RAW DATA ->
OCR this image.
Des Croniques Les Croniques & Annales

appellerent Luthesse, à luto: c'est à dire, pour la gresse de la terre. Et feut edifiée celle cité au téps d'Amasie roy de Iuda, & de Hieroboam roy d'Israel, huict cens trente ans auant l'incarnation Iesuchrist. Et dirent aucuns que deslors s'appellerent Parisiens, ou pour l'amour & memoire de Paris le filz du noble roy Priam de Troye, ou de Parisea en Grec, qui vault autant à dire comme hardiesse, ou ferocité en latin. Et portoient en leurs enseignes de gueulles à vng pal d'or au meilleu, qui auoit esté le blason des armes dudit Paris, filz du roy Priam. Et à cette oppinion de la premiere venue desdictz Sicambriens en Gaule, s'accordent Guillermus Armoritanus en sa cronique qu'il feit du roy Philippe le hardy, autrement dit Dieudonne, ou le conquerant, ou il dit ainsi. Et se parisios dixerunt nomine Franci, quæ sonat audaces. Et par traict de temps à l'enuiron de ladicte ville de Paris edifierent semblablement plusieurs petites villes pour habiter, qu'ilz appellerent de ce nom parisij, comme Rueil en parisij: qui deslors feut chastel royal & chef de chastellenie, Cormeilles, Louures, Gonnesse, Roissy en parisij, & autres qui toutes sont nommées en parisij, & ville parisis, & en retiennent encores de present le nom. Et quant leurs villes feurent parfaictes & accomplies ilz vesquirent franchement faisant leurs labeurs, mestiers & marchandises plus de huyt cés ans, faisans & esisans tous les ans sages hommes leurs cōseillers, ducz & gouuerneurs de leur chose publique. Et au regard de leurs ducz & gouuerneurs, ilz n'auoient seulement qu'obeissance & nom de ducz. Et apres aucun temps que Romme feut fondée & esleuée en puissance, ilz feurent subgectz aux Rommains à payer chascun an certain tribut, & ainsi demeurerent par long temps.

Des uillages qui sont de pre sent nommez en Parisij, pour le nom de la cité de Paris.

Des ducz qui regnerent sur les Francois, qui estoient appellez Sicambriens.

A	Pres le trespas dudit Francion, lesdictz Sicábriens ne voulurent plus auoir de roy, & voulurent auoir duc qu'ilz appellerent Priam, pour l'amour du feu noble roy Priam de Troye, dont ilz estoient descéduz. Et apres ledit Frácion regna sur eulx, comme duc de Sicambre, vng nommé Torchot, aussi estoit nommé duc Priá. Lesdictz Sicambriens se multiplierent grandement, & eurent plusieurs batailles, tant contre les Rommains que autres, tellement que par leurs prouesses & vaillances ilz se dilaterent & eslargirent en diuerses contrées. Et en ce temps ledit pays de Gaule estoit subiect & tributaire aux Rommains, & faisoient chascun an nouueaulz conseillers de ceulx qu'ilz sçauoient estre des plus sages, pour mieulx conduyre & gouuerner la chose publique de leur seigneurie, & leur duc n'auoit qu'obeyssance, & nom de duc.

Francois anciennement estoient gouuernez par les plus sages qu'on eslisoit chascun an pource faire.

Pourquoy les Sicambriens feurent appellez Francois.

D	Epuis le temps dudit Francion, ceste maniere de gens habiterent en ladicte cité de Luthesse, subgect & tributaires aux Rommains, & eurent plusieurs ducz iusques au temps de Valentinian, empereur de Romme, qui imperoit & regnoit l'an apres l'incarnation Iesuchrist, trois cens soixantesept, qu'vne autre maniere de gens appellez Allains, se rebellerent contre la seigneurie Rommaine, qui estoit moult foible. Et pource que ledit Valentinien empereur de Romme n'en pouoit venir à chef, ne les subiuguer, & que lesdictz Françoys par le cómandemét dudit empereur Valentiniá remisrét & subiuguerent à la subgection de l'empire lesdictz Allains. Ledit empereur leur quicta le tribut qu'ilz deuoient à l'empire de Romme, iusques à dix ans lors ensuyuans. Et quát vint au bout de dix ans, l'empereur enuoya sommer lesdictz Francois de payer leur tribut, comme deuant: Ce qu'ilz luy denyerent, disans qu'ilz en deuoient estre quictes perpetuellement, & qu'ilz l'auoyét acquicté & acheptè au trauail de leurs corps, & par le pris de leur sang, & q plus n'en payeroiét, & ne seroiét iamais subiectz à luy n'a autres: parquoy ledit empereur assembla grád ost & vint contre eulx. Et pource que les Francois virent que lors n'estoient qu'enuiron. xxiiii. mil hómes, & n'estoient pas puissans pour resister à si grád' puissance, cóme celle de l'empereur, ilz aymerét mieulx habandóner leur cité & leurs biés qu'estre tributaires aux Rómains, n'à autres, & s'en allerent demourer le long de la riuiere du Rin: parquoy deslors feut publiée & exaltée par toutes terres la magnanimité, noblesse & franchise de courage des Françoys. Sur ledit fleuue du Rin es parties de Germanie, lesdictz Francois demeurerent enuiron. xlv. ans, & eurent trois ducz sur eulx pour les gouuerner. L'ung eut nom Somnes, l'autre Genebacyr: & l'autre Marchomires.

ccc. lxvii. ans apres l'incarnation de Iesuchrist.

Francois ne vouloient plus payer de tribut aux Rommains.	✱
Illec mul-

SHORT PROBLEM -> Copy the entries above exactly, leaving none out.

OUTPUT OF THE TASK ->
OCR this image.
Des Croniques Les Croniques & Annales

appellerent Luthesse, à luto: c'est à dire, pour la gresse de la terre. Et feut edifiée celle cité au téps d'Amasie roy de Iuda, & de Hieroboam roy d'Israel, huict cens trente ans auant l'incarnation Iesuchrist. Et dirent aucuns que deslors s'appellerent Parisiens, ou pour l'amour & memoire de Paris le filz du noble roy Priam de Troye, ou de Parisea en Grec, qui vault autant à dire comme hardiesse, ou ferocité en latin. Et portoient en leurs enseignes de gueulles à vng pal d'or au meilleu, qui auoit esté le blason des armes dudit Paris, filz du roy Priam. Et à cette oppinion de la premiere venue desdictz Sicambriens en Gaule, s'accordent Guillermus Armoritanus en sa cronique qu'il feit du roy Philippe le hardy, autrement dit Dieudonne, ou le conquerant, ou il dit ainsi. Et se parisios dixerunt nomine Franci, quæ sonat audaces. Et par traict de temps à l'enuiron de ladicte ville de Paris edifierent semblablement plusieurs petites villes pour habiter, qu'ilz appellerent de ce nom parisij, comme Rueil en parisij: qui deslors feut chastel royal & chef de chastellenie, Cormeilles, Louures, Gonnesse, Roissy en parisij, & autres qui toutes sont nommées en parisij, & ville parisis, & en retiennent encores de present le nom. Et quant leurs villes feurent parfaictes & accomplies ilz vesquirent franchement faisant leurs labeurs, mestiers & marchandises plus de huyt cés ans, faisans & esisans tous les ans sages hommes leurs cōseillers, ducz & gouuerneurs de leur chose publique. Et au regard de leurs ducz & gouuerneurs, ilz n'auoient seulement qu'obeissance & nom de ducz. Et apres aucun temps que Romme feut fondée & esleuée en puissance, ilz feurent subgectz aux Rommains à payer chascun an certain tribut, & ainsi demeurerent par long temps.

Des uillages qui sont de pre sent nommez en Parisij, pour le nom de la cité de Paris.

Des ducz qui regnerent sur les Francois, qui estoient appellez Sicambriens.

A	Pres le trespas dudit Francion, lesdictz Sicábriens ne voulurent plus auoir de roy, & voulurent auoir duc qu'ilz appellerent Priam, pour l'amour du feu noble roy Priam de Troye, dont ilz estoient descéduz. Et apres ledit Frácion regna sur eulx, comme duc de Sicambre, vng nommé Torchot, aussi estoit nommé duc Priá. Lesdictz Sicambriens se multiplierent grandement, & eurent plusieurs batailles, tant contre les Rommains que autres, tellement que par leurs prouesses & vaillances ilz se dilaterent & eslargirent en diuerses contrées. Et en ce temps ledit pays de Gaule estoit subiect & tributaire aux Rommains, & faisoient chascun an nouueaulz conseillers de ceulx qu'ilz sçauoient estre des plus sages, pour mieulx conduyre & gouuerner la chose publique de leur seigneurie, & leur duc n'auoit qu'obeyssance, & nom de duc.

Francois anciennement estoient gouuernez par les plus sages qu'on eslisoit chascun an pource faire.

Pourquoy les Sicambriens feurent appellez Francois.

D	Epuis le temps dudit Francion, ceste maniere de gens habiterent en ladicte cité de Luthesse, subgect & tributaires aux Rommains, & eurent plusieurs ducz iusques au temps de Valentinian, empereur de Romme, qui imperoit & regnoit l'an apres l'incarnation Iesuchrist, trois cens soixantesept, qu'vne autre maniere de gens appellez Allains, se rebellerent contre la seigneurie Rommaine, qui estoit moult foible. Et pource que ledit Valentinien empereur de Romme n'en pouoit venir à chef, ne les subiuguer, & que lesdictz Françoys par le cómandemét dudit empereur Valentiniá remisrét & subiuguerent à la subgection de l'empire lesdictz Allains. Ledit empereur leur quicta le tribut qu'ilz deuoient à l'empire de Romme, iusques à dix ans lors ensuyuans. Et quát vint au bout de dix ans, l'empereur enuoya sommer lesdictz Francois de payer leur tribut, comme deuant: Ce qu'ilz luy denyerent, disans qu'ilz en deuoient estre quictes perpetuellement, & qu'ilz l'auoyét acquicté & acheptè au trauail de leurs corps, & par le pris de leur sang, & q plus n'en payeroiét, & ne seroiét iamais subiectz à luy n'a autres: parquoy ledit empereur assembla grád ost & vint contre eulx. Et pource que les Francois virent que lors n'estoient qu'enuiron. xxiiii. mil hómes, & n'estoient pas puissans pour resister à si grád' puissance, cóme celle de l'empereur, ilz aymerét mieulx habandóner leur cité & leurs biés qu'estre tributaires aux Rómains, n'à autres, & s'en allerent demourer le long de la riuiere du Rin: parquoy deslors feut publiée & exaltée par toutes terres la magnanimité, noblesse & franchise de courage des Françoys. Sur ledit fleuue du Rin es parties de Germanie, lesdictz Francois demeurerent enuiron. xlv. ans, & eurent trois ducz sur eulx pour les gouuerner. L'ung eut nom Somnes, l'autre Genebacyr: & l'autre Marchomires.

ccc. lxvii. ans apres l'incarnation de Iesuchrist.

Francois ne vouloient plus payer de tribut aux Rommains.	✱
Illec mul-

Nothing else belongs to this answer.